--- START INPUT FOR THIS TASK ---

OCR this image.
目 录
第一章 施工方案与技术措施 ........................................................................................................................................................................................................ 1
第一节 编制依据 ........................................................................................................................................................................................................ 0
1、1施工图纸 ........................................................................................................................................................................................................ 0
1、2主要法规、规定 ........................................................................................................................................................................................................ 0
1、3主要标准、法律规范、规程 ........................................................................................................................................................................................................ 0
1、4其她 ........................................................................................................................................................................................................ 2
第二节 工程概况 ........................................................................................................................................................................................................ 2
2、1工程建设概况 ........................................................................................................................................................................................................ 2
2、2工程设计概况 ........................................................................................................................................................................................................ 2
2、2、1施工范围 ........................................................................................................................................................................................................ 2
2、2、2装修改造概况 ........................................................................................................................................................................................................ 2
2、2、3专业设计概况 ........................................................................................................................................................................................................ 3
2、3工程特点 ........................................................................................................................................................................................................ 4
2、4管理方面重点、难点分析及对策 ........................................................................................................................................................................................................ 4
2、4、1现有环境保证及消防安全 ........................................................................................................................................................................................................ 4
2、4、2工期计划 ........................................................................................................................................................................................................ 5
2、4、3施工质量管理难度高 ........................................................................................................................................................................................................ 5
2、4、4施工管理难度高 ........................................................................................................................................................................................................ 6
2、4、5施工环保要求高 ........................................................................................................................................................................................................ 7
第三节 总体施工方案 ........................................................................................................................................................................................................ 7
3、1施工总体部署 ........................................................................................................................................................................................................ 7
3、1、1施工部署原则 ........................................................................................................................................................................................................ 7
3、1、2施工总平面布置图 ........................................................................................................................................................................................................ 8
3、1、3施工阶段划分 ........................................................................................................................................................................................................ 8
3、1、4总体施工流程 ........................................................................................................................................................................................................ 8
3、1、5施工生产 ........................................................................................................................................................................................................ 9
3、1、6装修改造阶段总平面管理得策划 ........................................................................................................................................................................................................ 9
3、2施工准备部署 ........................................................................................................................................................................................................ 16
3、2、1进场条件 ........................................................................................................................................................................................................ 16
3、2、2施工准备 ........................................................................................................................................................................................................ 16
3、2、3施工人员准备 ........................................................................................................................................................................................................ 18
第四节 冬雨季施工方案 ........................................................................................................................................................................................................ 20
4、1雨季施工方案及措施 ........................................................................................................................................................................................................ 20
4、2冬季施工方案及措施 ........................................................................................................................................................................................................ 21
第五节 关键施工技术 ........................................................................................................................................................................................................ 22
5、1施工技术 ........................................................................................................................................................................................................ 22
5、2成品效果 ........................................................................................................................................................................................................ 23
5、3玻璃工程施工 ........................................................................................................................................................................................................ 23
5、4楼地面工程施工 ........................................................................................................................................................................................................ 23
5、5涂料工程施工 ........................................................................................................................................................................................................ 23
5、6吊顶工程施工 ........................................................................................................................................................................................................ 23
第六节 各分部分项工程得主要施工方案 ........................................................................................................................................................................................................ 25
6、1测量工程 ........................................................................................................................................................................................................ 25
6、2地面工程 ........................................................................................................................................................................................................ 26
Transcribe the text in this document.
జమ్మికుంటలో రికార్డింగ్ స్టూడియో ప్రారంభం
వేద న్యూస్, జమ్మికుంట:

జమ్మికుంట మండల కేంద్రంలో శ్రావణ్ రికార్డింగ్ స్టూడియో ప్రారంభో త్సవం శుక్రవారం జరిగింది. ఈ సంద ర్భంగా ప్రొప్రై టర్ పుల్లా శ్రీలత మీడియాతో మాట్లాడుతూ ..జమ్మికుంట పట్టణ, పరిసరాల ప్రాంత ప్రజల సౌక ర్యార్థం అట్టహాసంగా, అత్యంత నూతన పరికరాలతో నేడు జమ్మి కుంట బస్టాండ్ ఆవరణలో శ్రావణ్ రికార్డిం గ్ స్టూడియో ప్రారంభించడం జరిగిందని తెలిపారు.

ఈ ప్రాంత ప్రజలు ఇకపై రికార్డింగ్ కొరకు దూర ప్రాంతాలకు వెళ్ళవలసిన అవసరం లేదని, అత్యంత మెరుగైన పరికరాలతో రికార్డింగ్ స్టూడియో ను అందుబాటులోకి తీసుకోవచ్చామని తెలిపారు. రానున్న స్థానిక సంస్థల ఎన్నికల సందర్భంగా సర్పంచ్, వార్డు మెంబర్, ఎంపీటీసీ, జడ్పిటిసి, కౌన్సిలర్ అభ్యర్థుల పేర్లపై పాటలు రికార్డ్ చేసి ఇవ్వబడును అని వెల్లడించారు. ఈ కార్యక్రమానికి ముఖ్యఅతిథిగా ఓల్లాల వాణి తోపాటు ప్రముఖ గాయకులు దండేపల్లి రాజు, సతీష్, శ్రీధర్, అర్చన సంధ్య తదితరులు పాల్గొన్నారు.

--- END INPUT FOR THIS TASK ---

▶ **WHAT TO WORK ON**
All lines from the one that contains "Transcribe the text in this document." through the end of the material are to be quoted exactly, with both ends included.

▶ **TASK SOLUTION**
Transcribe the text in this document.
జమ్మికుంటలో రికార్డింగ్ స్టూడియో ప్రారంభం
వేద న్యూస్, జమ్మికుంట:

జమ్మికుంట మండల కేంద్రంలో శ్రావణ్ రికార్డింగ్ స్టూడియో ప్రారంభో త్సవం శుక్రవారం జరిగింది. ఈ సంద ర్భంగా ప్రొప్రై టర్ పుల్లా శ్రీలత మీడియాతో మాట్లాడుతూ ..జమ్మికుంట పట్టణ, పరిసరాల ప్రాంత ప్రజల సౌక ర్యార్థం అట్టహాసంగా, అత్యంత నూతన పరికరాలతో నేడు జమ్మి కుంట బస్టాండ్ ఆవరణలో శ్రావణ్ రికార్డిం గ్ స్టూడియో ప్రారంభించడం జరిగిందని తెలిపారు.

ఈ ప్రాంత ప్రజలు ఇకపై రికార్డింగ్ కొరకు దూర ప్రాంతాలకు వెళ్ళవలసిన అవసరం లేదని, అత్యంత మెరుగైన పరికరాలతో రికార్డింగ్ స్టూడియో ను అందుబాటులోకి తీసుకోవచ్చామని తెలిపారు. రానున్న స్థానిక సంస్థల ఎన్నికల సందర్భంగా సర్పంచ్, వార్డు మెంబర్, ఎంపీటీసీ, జడ్పిటిసి, కౌన్సిలర్ అభ్యర్థుల పేర్లపై పాటలు రికార్డ్ చేసి ఇవ్వబడును అని వెల్లడించారు. ఈ కార్యక్రమానికి ముఖ్యఅతిథిగా ఓల్లాల వాణి తోపాటు ప్రముఖ గాయకులు దండేపల్లి రాజు, సతీష్, శ్రీధర్, అర్చన సంధ్య తదితరులు పాల్గొన్నారు.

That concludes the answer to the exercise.